▶ **Job**
Your task is to repeat the entries exactly. Leave the pictures out.

*-*-*

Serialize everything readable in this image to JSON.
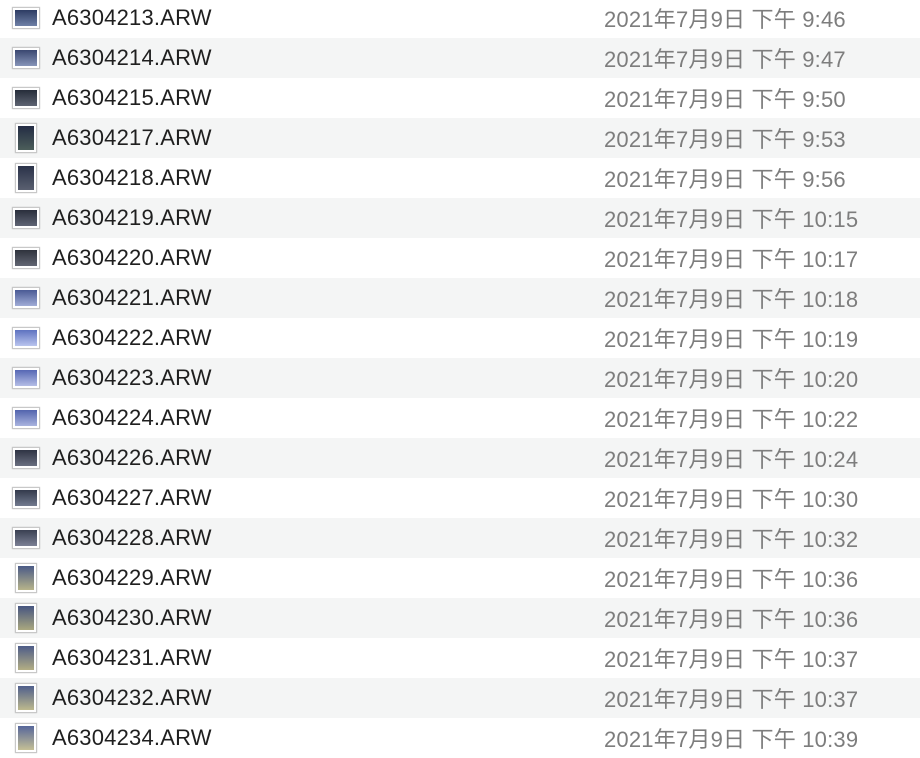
{
  "files": [
    {
      "name": "A6304213.ARW",
      "date": "2021年7月9日 下午 9:46",
      "thumb": "landscape",
      "colors": [
        "#2d3c63",
        "#6f80a6"
      ]
    },
    {
      "name": "A6304214.ARW",
      "date": "2021年7月9日 下午 9:47",
      "thumb": "landscape",
      "colors": [
        "#3a4770",
        "#8694b8"
      ]
    },
    {
      "name": "A6304215.ARW",
      "date": "2021年7月9日 下午 9:50",
      "thumb": "landscape",
      "colors": [
        "#262d3a",
        "#5e6472"
      ]
    },
    {
      "name": "A6304217.ARW",
      "date": "2021年7月9日 下午 9:53",
      "thumb": "portrait",
      "colors": [
        "#232c44",
        "#4c5e5a"
      ]
    },
    {
      "name": "A6304218.ARW",
      "date": "2021年7月9日 下午 9:56",
      "thumb": "portrait",
      "colors": [
        "#2a3249",
        "#5a6070"
      ]
    },
    {
      "name": "A6304219.ARW",
      "date": "2021年7月9日 下午 10:15",
      "thumb": "landscape",
      "colors": [
        "#2a2f3c",
        "#5f6474"
      ]
    },
    {
      "name": "A6304220.ARW",
      "date": "2021年7月9日 下午 10:17",
      "thumb": "landscape",
      "colors": [
        "#2f333d",
        "#626673"
      ]
    },
    {
      "name": "A6304221.ARW",
      "date": "2021年7月9日 下午 10:18",
      "thumb": "landscape",
      "colors": [
        "#4a5a95",
        "#a0acd6"
      ]
    },
    {
      "name": "A6304222.ARW",
      "date": "2021年7月9日 下午 10:19",
      "thumb": "landscape",
      "colors": [
        "#5e72c0",
        "#b9c4ee"
      ]
    },
    {
      "name": "A6304223.ARW",
      "date": "2021年7月9日 下午 10:20",
      "thumb": "landscape",
      "colors": [
        "#5667b4",
        "#b4bde6"
      ]
    },
    {
      "name": "A6304224.ARW",
      "date": "2021年7月9日 下午 10:22",
      "thumb": "landscape",
      "colors": [
        "#5263ad",
        "#a9b3df"
      ]
    },
    {
      "name": "A6304226.ARW",
      "date": "2021年7月9日 下午 10:24",
      "thumb": "landscape",
      "colors": [
        "#2f3444",
        "#6a6f80"
      ]
    },
    {
      "name": "A6304227.ARW",
      "date": "2021年7月9日 下午 10:30",
      "thumb": "landscape",
      "colors": [
        "#333a4c",
        "#727a8e"
      ]
    },
    {
      "name": "A6304228.ARW",
      "date": "2021年7月9日 下午 10:32",
      "thumb": "landscape",
      "colors": [
        "#3a4052",
        "#7b8094"
      ]
    },
    {
      "name": "A6304229.ARW",
      "date": "2021年7月9日 下午 10:36",
      "thumb": "portrait",
      "colors": [
        "#4a5a86",
        "#b7b48a"
      ]
    },
    {
      "name": "A6304230.ARW",
      "date": "2021年7月9日 下午 10:36",
      "thumb": "portrait",
      "colors": [
        "#465580",
        "#aaa87f"
      ]
    },
    {
      "name": "A6304231.ARW",
      "date": "2021年7月9日 下午 10:37",
      "thumb": "portrait",
      "colors": [
        "#4d5c88",
        "#b3ae84"
      ]
    },
    {
      "name": "A6304232.ARW",
      "date": "2021年7月9日 下午 10:37",
      "thumb": "portrait",
      "colors": [
        "#4f5f8c",
        "#bdb98d"
      ]
    },
    {
      "name": "A6304234.ARW",
      "date": "2021年7月9日 下午 10:39",
      "thumb": "portrait",
      "colors": [
        "#56669a",
        "#c5c096"
      ]
    }
  ]
}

*-*-*

▶ **Output for this task**
Serialize everything readable in this image to JSON.
{
  "files": [
    {
      "name": "A6304213.ARW",
      "date": "2021年7月9日 下午 9:46",
      "thumb": "landscape",
      "colors": [
        "#2d3c63",
        "#6f80a6"
      ]
    },
    {
      "name": "A6304214.ARW",
      "date": "2021年7月9日 下午 9:47",
      "thumb": "landscape",
      "colors": [
        "#3a4770",
        "#8694b8"
      ]
    },
    {
      "name": "A6304215.ARW",
      "date": "2021年7月9日 下午 9:50",
      "thumb": "landscape",
      "colors": [
        "#262d3a",
        "#5e6472"
      ]
    },
    {
      "name": "A6304217.ARW",
      "date": "2021年7月9日 下午 9:53",
      "thumb": "portrait",
      "colors": [
        "#232c44",
        "#4c5e5a"
      ]
    },
    {
      "name": "A6304218.ARW",
      "date": "2021年7月9日 下午 9:56",
      "thumb": "portrait",
      "colors": [
        "#2a3249",
        "#5a6070"
      ]
    },
    {
      "name": "A6304219.ARW",
      "date": "2021年7月9日 下午 10:15",
      "thumb": "landscape",
      "colors": [
        "#2a2f3c",
        "#5f6474"
      ]
    },
    {
      "name": "A6304220.ARW",
      "date": "2021年7月9日 下午 10:17",
      "thumb": "landscape",
      "colors": [
        "#2f333d",
        "#626673"
      ]
    },
    {
      "name": "A6304221.ARW",
      "date": "2021年7月9日 下午 10:18",
      "thumb": "landscape",
      "colors": [
        "#4a5a95",
        "#a0acd6"
      ]
    },
    {
      "name": "A6304222.ARW",
      "date": "2021年7月9日 下午 10:19",
      "thumb": "landscape",
      "colors": [
        "#5e72c0",
        "#b9c4ee"
      ]
    },
    {
      "name": "A6304223.ARW",
      "date": "2021年7月9日 下午 10:20",
      "thumb": "landscape",
      "colors": [
        "#5667b4",
        "#b4bde6"
      ]
    },
    {
      "name": "A6304224.ARW",
      "date": "2021年7月9日 下午 10:22",
      "thumb": "landscape",
      "colors": [
        "#5263ad",
        "#a9b3df"
      ]
    },
    {
      "name": "A6304226.ARW",
      "date": "2021年7月9日 下午 10:24",
      "thumb": "landscape",
      "colors": [
        "#2f3444",
        "#6a6f80"
      ]
    },
    {
      "name": "A6304227.ARW",
      "date": "2021年7月9日 下午 10:30",
      "thumb": "landscape",
      "colors": [
        "#333a4c",
        "#727a8e"
      ]
    },
    {
      "name": "A6304228.ARW",
      "date": "2021年7月9日 下午 10:32",
      "thumb": "landscape",
      "colors": [
        "#3a4052",
        "#7b8094"
      ]
    },
    {
      "name": "A6304229.ARW",
      "date": "2021年7月9日 下午 10:36",
      "thumb": "portrait",
      "colors": [
        "#4a5a86",
        "#b7b48a"
      ]
    },
    {
      "name": "A6304230.ARW",
      "date": "2021年7月9日 下午 10:36",
      "thumb": "portrait",
      "colors": [
        "#465580",
        "#aaa87f"
      ]
    },
    {
      "name": "A6304231.ARW",
      "date": "2021年7月9日 下午 10:37",
      "thumb": "portrait",
      "colors": [
        "#4d5c88",
        "#b3ae84"
      ]
    },
    {
      "name": "A6304232.ARW",
      "date": "2021年7月9日 下午 10:37",
      "thumb": "portrait",
      "colors": [
        "#4f5f8c",
        "#bdb98d"
      ]
    },
    {
      "name": "A6304234.ARW",
      "date": "2021年7月9日 下午 10:39",
      "thumb": "portrait",
      "colors": [
        "#56669a",
        "#c5c096"
      ]
    }
  ]
}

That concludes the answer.